* [Aim of the task]
Leave the pictures out and quote only the lines from the one with "Parse this screenshot: output" down to the end of the listing below.

-- Start of Data in this exercise --

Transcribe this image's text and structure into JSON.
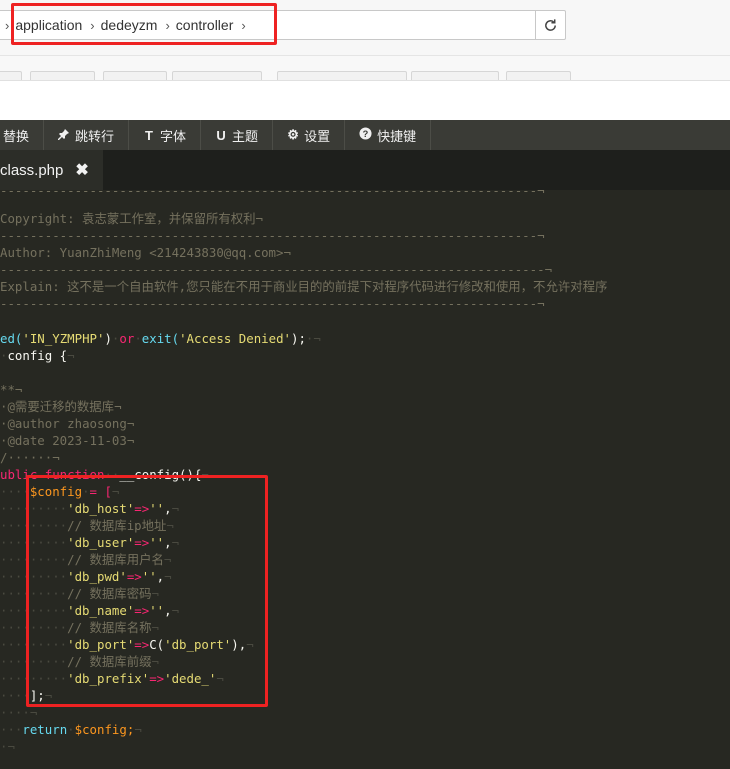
{
  "address_bar": {
    "crumbs": [
      "application",
      "dedeyzm",
      "controller"
    ]
  },
  "menu": {
    "items": [
      {
        "icon": "replace-icon",
        "label": "替换"
      },
      {
        "icon": "pin-icon",
        "label": "跳转行"
      },
      {
        "icon": "font-icon",
        "label": "字体"
      },
      {
        "icon": "theme-icon",
        "label": "主题"
      },
      {
        "icon": "gear-icon",
        "label": "设置"
      },
      {
        "icon": "help-icon",
        "label": "快捷键"
      }
    ]
  },
  "tab": {
    "filename": "class.php"
  },
  "code": {
    "comments": {
      "copyright": "Copyright: 袁志蒙工作室，并保留所有权利",
      "author": "Author: YuanZhiMeng <214243830@qq.com>",
      "explain": "Explain: 这不是一个自由软件,您只能在不用于商业目的的前提下对程序代码进行修改和使用，不允许对程序",
      "doc_title": "@需要迁移的数据库",
      "doc_author": "@author zhaosong",
      "doc_date": "@date 2023-11-03",
      "c_host": "// 数据库ip地址",
      "c_user": "// 数据库用户名",
      "c_pwd": "// 数据库密码",
      "c_name": "// 数据库名称",
      "c_prefix": "// 数据库前缀"
    },
    "define_call": "ed(",
    "define_const": "'IN_YZMPHP'",
    "define_or": "or",
    "define_exit": "exit(",
    "define_msg": "'Access Denied'",
    "define_end": ");",
    "class_line": "config {",
    "func_kw": "ublic function",
    "func_name": "__config(){",
    "config_var": "$config",
    "config_assign": "= [",
    "keys": {
      "host": "'db_host'",
      "user": "'db_user'",
      "pwd": "'db_pwd'",
      "name": "'db_name'",
      "port": "'db_port'",
      "prefix": "'db_prefix'"
    },
    "arrow": "=>",
    "empty_str": "''",
    "port_call": "C(",
    "port_arg": "'db_port'",
    "port_end": "),",
    "prefix_val": "'dede_'",
    "array_end": "];",
    "return_kw": "return",
    "return_var": "$config;"
  }
}
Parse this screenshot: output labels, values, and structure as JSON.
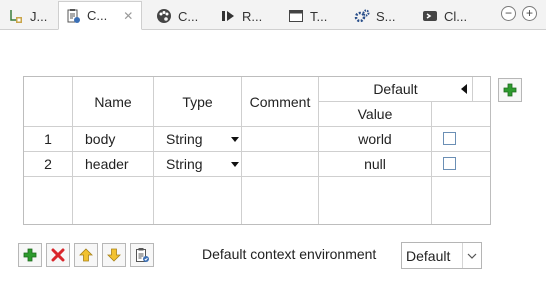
{
  "tabs": [
    {
      "label": "J...",
      "icon": "job-icon"
    },
    {
      "label": "C...",
      "icon": "contexts-icon"
    },
    {
      "label": "C...",
      "icon": "palette-icon"
    },
    {
      "label": "R...",
      "icon": "run-icon"
    },
    {
      "label": "T...",
      "icon": "window-icon"
    },
    {
      "label": "S...",
      "icon": "settings-icon"
    },
    {
      "label": "Cl...",
      "icon": "cloud-icon"
    }
  ],
  "tab_close": "✕",
  "window": {
    "minimize": "−",
    "maximize": "+"
  },
  "table": {
    "headers": {
      "name": "Name",
      "type": "Type",
      "comment": "Comment",
      "default": "Default",
      "value": "Value"
    },
    "rows": [
      {
        "index": "1",
        "name": "body",
        "type": "String",
        "comment": "",
        "value": "world"
      },
      {
        "index": "2",
        "name": "header",
        "type": "String",
        "comment": "",
        "value": "null"
      }
    ]
  },
  "toolbar": {
    "add": "add-icon",
    "remove": "remove-icon",
    "move_up": "up-arrow-icon",
    "move_down": "down-arrow-icon",
    "copy": "clipboard-icon"
  },
  "env": {
    "label": "Default context environment",
    "selected": "Default"
  },
  "colors": {
    "add_green": "#2e9b2e",
    "remove_red": "#d9262b",
    "arrow_yellow": "#f2c230"
  }
}
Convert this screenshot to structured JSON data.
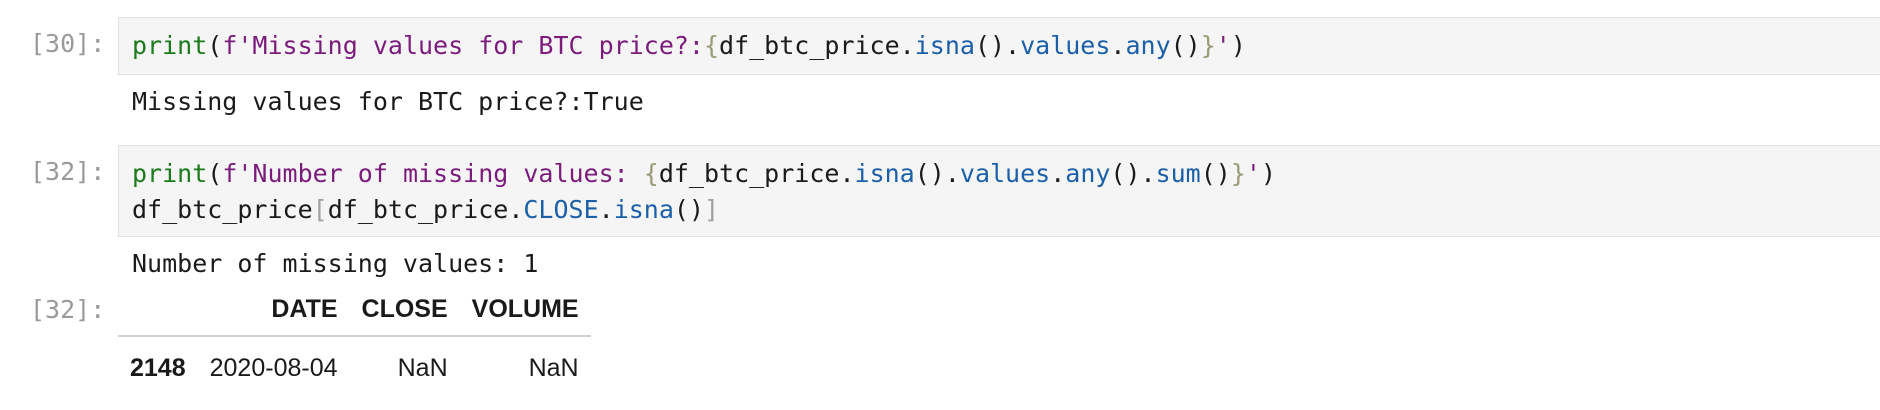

-- End of Data in this exercise --

* [Exercise response]
Parse this screenshot: output labels, values, and structure as JSON.
{
  "tabs": [
    {
      "label": "J...",
      "icon": "job-icon"
    },
    {
      "label": "C...",
      "icon": "contexts-icon"
    },
    {
      "label": "C...",
      "icon": "palette-icon"
    },
    {
      "label": "R...",
      "icon": "run-icon"
    },
    {
      "label": "T...",
      "icon": "window-icon"
    },
    {
      "label": "S...",
      "icon": "settings-icon"
    },
    {
      "label": "Cl...",
      "icon": "cloud-icon"
    }
  ],
  "tab_close": "✕",
  "window": {
    "minimize": "−",
    "maximize": "+"
  },
  "table": {
    "headers": {
      "name": "Name",
      "type": "Type",
      "comment": "Comment",
      "default": "Default",
      "value": "Value"
    },
    "rows": [
      {
        "index": "1",
        "name": "body",
        "type": "String",
        "comment": "",
        "value": "world"
      },
      {
        "index": "2",
        "name": "header",
        "type": "String",
        "comment": "",
        "value": "null"
      }
    ]
  },
  "toolbar": {
    "add": "add-icon",
    "remove": "remove-icon",
    "move_up": "up-arrow-icon",
    "move_down": "down-arrow-icon",
    "copy": "clipboard-icon"
  },
  "env": {
    "label": "Default context environment",
    "selected": "Default"
  },
  "colors": {
    "add_green": "#2e9b2e",
    "remove_red": "#d9262b",
    "arrow_yellow": "#f2c230"
  }
}
Convert this screenshot to structured JSON data.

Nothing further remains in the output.